◆ Short problem:
Print the entries in full, word for word, but not the pictures.
## start Supplied material
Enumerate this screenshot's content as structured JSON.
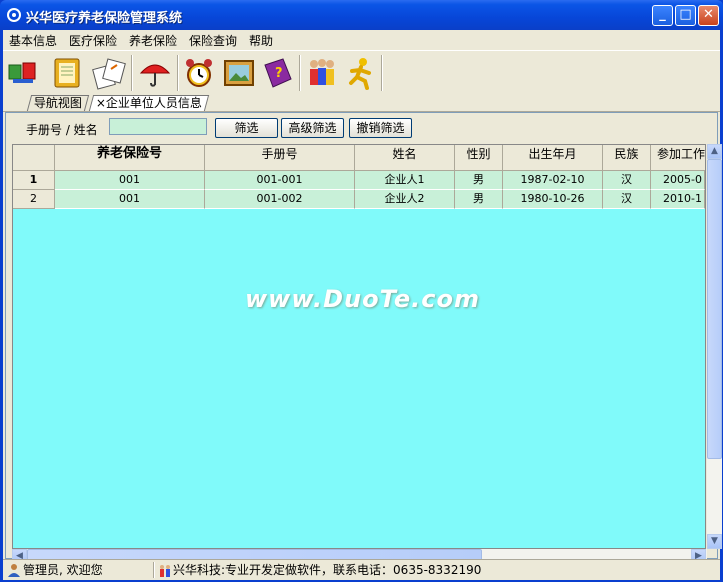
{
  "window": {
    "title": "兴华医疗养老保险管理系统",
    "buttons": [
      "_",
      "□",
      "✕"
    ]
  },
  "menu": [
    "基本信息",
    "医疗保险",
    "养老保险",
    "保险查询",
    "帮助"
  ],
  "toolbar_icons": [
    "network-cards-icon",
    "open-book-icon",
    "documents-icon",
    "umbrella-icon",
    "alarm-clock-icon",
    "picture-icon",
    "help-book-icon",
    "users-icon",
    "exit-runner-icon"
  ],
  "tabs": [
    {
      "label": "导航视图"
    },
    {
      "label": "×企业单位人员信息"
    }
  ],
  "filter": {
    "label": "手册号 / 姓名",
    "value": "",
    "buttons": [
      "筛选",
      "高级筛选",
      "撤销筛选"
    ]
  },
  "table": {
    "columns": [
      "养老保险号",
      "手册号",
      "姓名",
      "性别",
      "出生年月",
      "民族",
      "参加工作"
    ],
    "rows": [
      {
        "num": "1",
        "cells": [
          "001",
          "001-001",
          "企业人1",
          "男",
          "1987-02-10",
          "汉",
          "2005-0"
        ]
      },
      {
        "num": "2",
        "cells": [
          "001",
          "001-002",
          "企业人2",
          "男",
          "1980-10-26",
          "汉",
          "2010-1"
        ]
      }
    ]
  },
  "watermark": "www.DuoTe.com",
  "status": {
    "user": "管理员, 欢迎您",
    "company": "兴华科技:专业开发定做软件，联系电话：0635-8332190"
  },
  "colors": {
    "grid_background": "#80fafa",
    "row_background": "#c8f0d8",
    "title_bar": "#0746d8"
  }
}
## end Supplied material
◆ The reply:
Enumerate this screenshot's content as structured JSON.
{
  "window": {
    "title": "兴华医疗养老保险管理系统",
    "buttons": [
      "_",
      "□",
      "✕"
    ]
  },
  "menu": [
    "基本信息",
    "医疗保险",
    "养老保险",
    "保险查询",
    "帮助"
  ],
  "toolbar_icons": [
    "network-cards-icon",
    "open-book-icon",
    "documents-icon",
    "umbrella-icon",
    "alarm-clock-icon",
    "picture-icon",
    "help-book-icon",
    "users-icon",
    "exit-runner-icon"
  ],
  "tabs": [
    {
      "label": "导航视图"
    },
    {
      "label": "×企业单位人员信息"
    }
  ],
  "filter": {
    "label": "手册号 / 姓名",
    "value": "",
    "buttons": [
      "筛选",
      "高级筛选",
      "撤销筛选"
    ]
  },
  "table": {
    "columns": [
      "养老保险号",
      "手册号",
      "姓名",
      "性别",
      "出生年月",
      "民族",
      "参加工作"
    ],
    "rows": [
      {
        "num": "1",
        "cells": [
          "001",
          "001-001",
          "企业人1",
          "男",
          "1987-02-10",
          "汉",
          "2005-0"
        ]
      },
      {
        "num": "2",
        "cells": [
          "001",
          "001-002",
          "企业人2",
          "男",
          "1980-10-26",
          "汉",
          "2010-1"
        ]
      }
    ]
  },
  "watermark": "www.DuoTe.com",
  "status": {
    "user": "管理员, 欢迎您",
    "company": "兴华科技:专业开发定做软件，联系电话：0635-8332190"
  },
  "colors": {
    "grid_background": "#80fafa",
    "row_background": "#c8f0d8",
    "title_bar": "#0746d8"
  }
}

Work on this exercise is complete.